What is required:
Look through the material below. Copy each line that contains the string "ДИФФЕРЕНЦИРОВАННОЕ".

Given records:

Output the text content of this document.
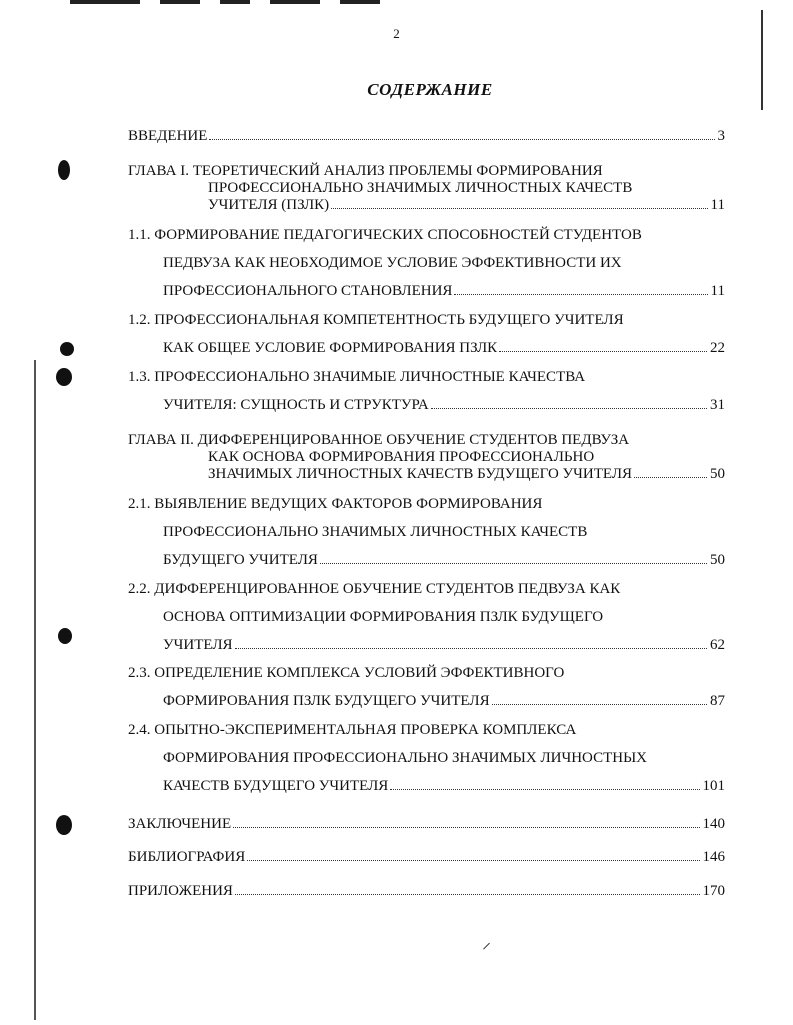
⸝
2
СОДЕРЖАНИЕ
ВВЕДЕНИЕ	3
ГЛАВА I. ТЕОРЕТИЧЕСКИЙ АНАЛИЗ ПРОБЛЕМЫ ФОРМИРОВАНИЯ
ПРОФЕССИОНАЛЬНО ЗНАЧИМЫХ ЛИЧНОСТНЫХ КАЧЕСТВ
УЧИТЕЛЯ (ПЗЛК)	11
1.1. ФОРМИРОВАНИЕ ПЕДАГОГИЧЕСКИХ СПОСОБНОСТЕЙ СТУДЕНТОВ
ПЕДВУЗА КАК НЕОБХОДИМОЕ УСЛОВИЕ ЭФФЕКТИВНОСТИ ИХ
ПРОФЕССИОНАЛЬНОГО СТАНОВЛЕНИЯ	11
1.2. ПРОФЕССИОНАЛЬНАЯ КОМПЕТЕНТНОСТЬ БУДУЩЕГО УЧИТЕЛЯ
КАК ОБЩЕЕ УСЛОВИЕ ФОРМИРОВАНИЯ ПЗЛК	22
1.3. ПРОФЕССИОНАЛЬНО ЗНАЧИМЫЕ ЛИЧНОСТНЫЕ КАЧЕСТВА
УЧИТЕЛЯ: СУЩНОСТЬ И СТРУКТУРА	31
ГЛАВА II. ДИФФЕРЕНЦИРОВАННОЕ ОБУЧЕНИЕ СТУДЕНТОВ ПЕДВУЗА
КАК ОСНОВА ФОРМИРОВАНИЯ ПРОФЕССИОНАЛЬНО
ЗНАЧИМЫХ ЛИЧНОСТНЫХ КАЧЕСТВ БУДУЩЕГО УЧИТЕЛЯ	50
2.1. ВЫЯВЛЕНИЕ ВЕДУЩИХ ФАКТОРОВ ФОРМИРОВАНИЯ
ПРОФЕССИОНАЛЬНО ЗНАЧИМЫХ ЛИЧНОСТНЫХ КАЧЕСТВ
БУДУЩЕГО УЧИТЕЛЯ	50
2.2. ДИФФЕРЕНЦИРОВАННОЕ ОБУЧЕНИЕ СТУДЕНТОВ ПЕДВУЗА КАК
ОСНОВА ОПТИМИЗАЦИИ ФОРМИРОВАНИЯ ПЗЛК БУДУЩЕГО
УЧИТЕЛЯ	62
2.3. ОПРЕДЕЛЕНИЕ КОМПЛЕКСА УСЛОВИЙ ЭФФЕКТИВНОГО
ФОРМИРОВАНИЯ ПЗЛК БУДУЩЕГО УЧИТЕЛЯ	87
2.4. ОПЫТНО-ЭКСПЕРИМЕНТАЛЬНАЯ ПРОВЕРКА КОМПЛЕКСА
ФОРМИРОВАНИЯ ПРОФЕССИОНАЛЬНО ЗНАЧИМЫХ ЛИЧНОСТНЫХ
КАЧЕСТВ БУДУЩЕГО УЧИТЕЛЯ	101
ЗАКЛЮЧЕНИЕ	140
БИБЛИОГРАФИЯ	146
ПРИЛОЖЕНИЯ	170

Written reply:
ГЛАВА II. ДИФФЕРЕНЦИРОВАННОЕ ОБУЧЕНИЕ СТУДЕНТОВ ПЕДВУЗА
2.2. ДИФФЕРЕНЦИРОВАННОЕ ОБУЧЕНИЕ СТУДЕНТОВ ПЕДВУЗА КАК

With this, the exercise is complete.